## Task requirements
Retype the records below exactly as they appear, but leave out any pictures.

## Excerpted data
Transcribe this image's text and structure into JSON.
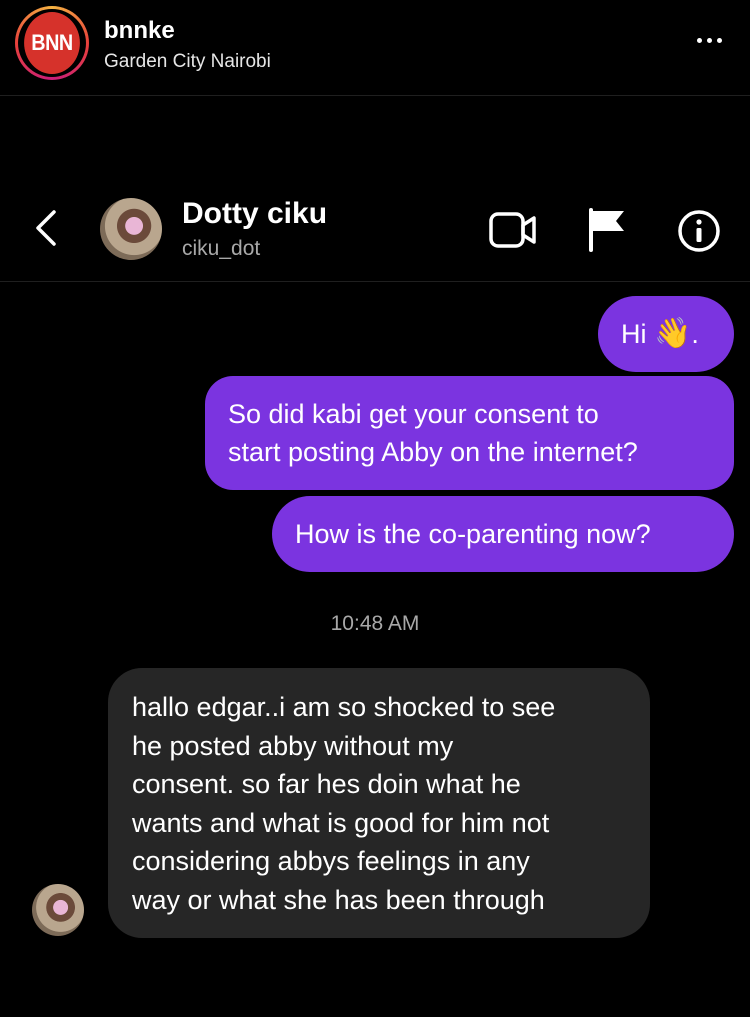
{
  "post": {
    "logo_text": "BNN",
    "username": "bnnke",
    "location": "Garden City Nairobi"
  },
  "dm": {
    "contact_name": "Dotty ciku",
    "contact_handle": "ciku_dot"
  },
  "messages": {
    "sent": [
      {
        "text": "Hi ",
        "suffix": ".",
        "emoji": "👋"
      },
      {
        "lines": [
          "So did kabi get your consent to",
          "start posting Abby on the internet?"
        ]
      },
      {
        "text": "How is the co-parenting now?"
      }
    ],
    "timestamp": "10:48 AM",
    "received": {
      "lines": [
        "hallo edgar..i am so shocked to see",
        "he posted abby without my",
        "consent. so far hes doin what he",
        "wants and what is good for him not",
        "considering abbys feelings in any",
        "way or what she has been through"
      ]
    }
  },
  "colors": {
    "background": "#000000",
    "sent_bubble": "#7b34e0",
    "received_bubble": "#262626",
    "secondary_text": "#a8a8a8"
  },
  "icons": [
    "more-icon",
    "back-icon",
    "video-call-icon",
    "flag-icon",
    "info-icon"
  ]
}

## Exercise result
Transcribe this image's text and structure into JSON.
{
  "post": {
    "logo_text": "BNN",
    "username": "bnnke",
    "location": "Garden City Nairobi"
  },
  "dm": {
    "contact_name": "Dotty ciku",
    "contact_handle": "ciku_dot"
  },
  "messages": {
    "sent": [
      {
        "text": "Hi ",
        "suffix": ".",
        "emoji": "👋"
      },
      {
        "lines": [
          "So did kabi get your consent to",
          "start posting Abby on the internet?"
        ]
      },
      {
        "text": "How is the co-parenting now?"
      }
    ],
    "timestamp": "10:48 AM",
    "received": {
      "lines": [
        "hallo edgar..i am so shocked to see",
        "he posted abby without my",
        "consent. so far hes doin what he",
        "wants and what is good for him not",
        "considering abbys feelings in any",
        "way or what she has been through"
      ]
    }
  },
  "colors": {
    "background": "#000000",
    "sent_bubble": "#7b34e0",
    "received_bubble": "#262626",
    "secondary_text": "#a8a8a8"
  },
  "icons": [
    "more-icon",
    "back-icon",
    "video-call-icon",
    "flag-icon",
    "info-icon"
  ]
}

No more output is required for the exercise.